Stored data
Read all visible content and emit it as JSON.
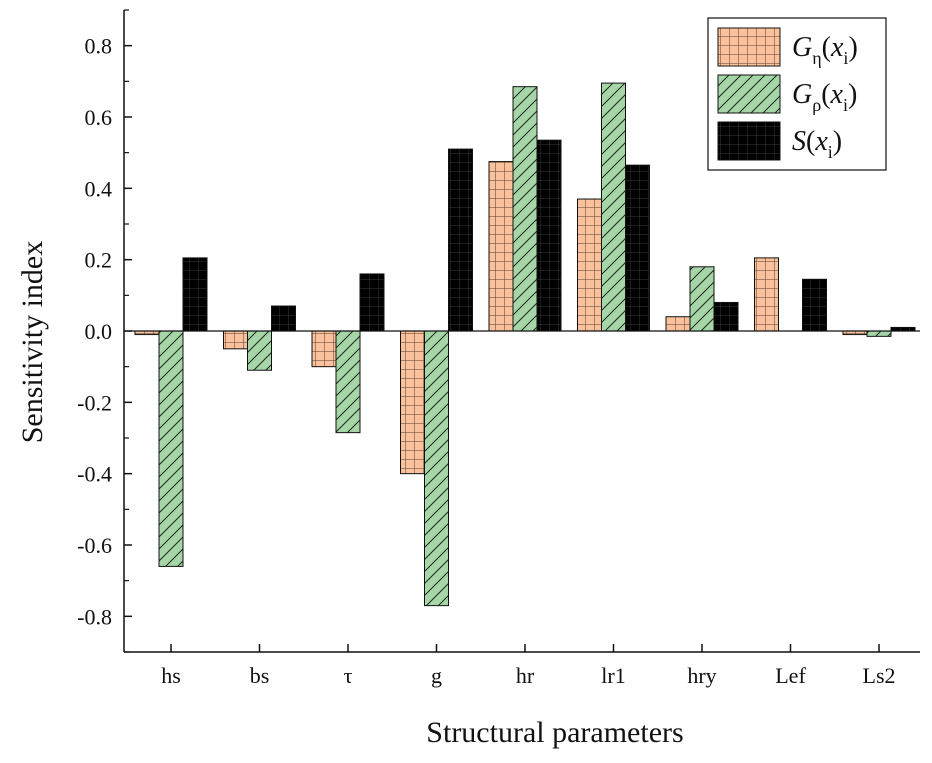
{
  "chart_data": {
    "type": "bar",
    "xlabel": "Structural parameters",
    "ylabel": "Sensitivity index",
    "ylim": [
      -0.9,
      0.9
    ],
    "yticks": [
      -0.8,
      -0.6,
      -0.4,
      -0.2,
      0.0,
      0.2,
      0.4,
      0.6,
      0.8
    ],
    "ytick_labels": [
      "-0.8",
      "-0.6",
      "-0.4",
      "-0.2",
      "0.0",
      "0.2",
      "0.4",
      "0.6",
      "0.8"
    ],
    "categories": [
      "hs",
      "bs",
      "τ",
      "g",
      "hr",
      "lr1",
      "hry",
      "Lef",
      "Ls2"
    ],
    "legend_position": "top-right",
    "grid": false,
    "series": [
      {
        "name": "Gη(xi)",
        "legend": {
          "main": "G",
          "sub": "η",
          "paren_open": "(x",
          "sub2": "i",
          "paren_close": ")"
        },
        "color": "#f9c29d",
        "hatch": "grid",
        "values": [
          -0.01,
          -0.05,
          -0.1,
          -0.4,
          0.475,
          0.37,
          0.04,
          0.205,
          -0.01
        ]
      },
      {
        "name": "Gρ(xi)",
        "legend": {
          "main": "G",
          "sub": "ρ",
          "paren_open": "(x",
          "sub2": "i",
          "paren_close": ")"
        },
        "color": "#a6d6a7",
        "hatch": "diagonal",
        "values": [
          -0.66,
          -0.11,
          -0.285,
          -0.77,
          0.685,
          0.695,
          0.18,
          0.0,
          -0.015
        ]
      },
      {
        "name": "S(xi)",
        "legend": {
          "main": "S",
          "sub": "",
          "paren_open": "(x",
          "sub2": "i",
          "paren_close": ")"
        },
        "color": "#000000",
        "hatch": "grid-dark",
        "values": [
          0.205,
          0.07,
          0.16,
          0.51,
          0.535,
          0.465,
          0.08,
          0.145,
          0.01
        ]
      }
    ]
  }
}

#### [WHAT IS ASKED]
Identify every line above that includes the word "color", and show those lines.

#### [RESULT OF THIS TASK]
        "color": "#f9c29d",
        "color": "#a6d6a7",
        "color": "#000000",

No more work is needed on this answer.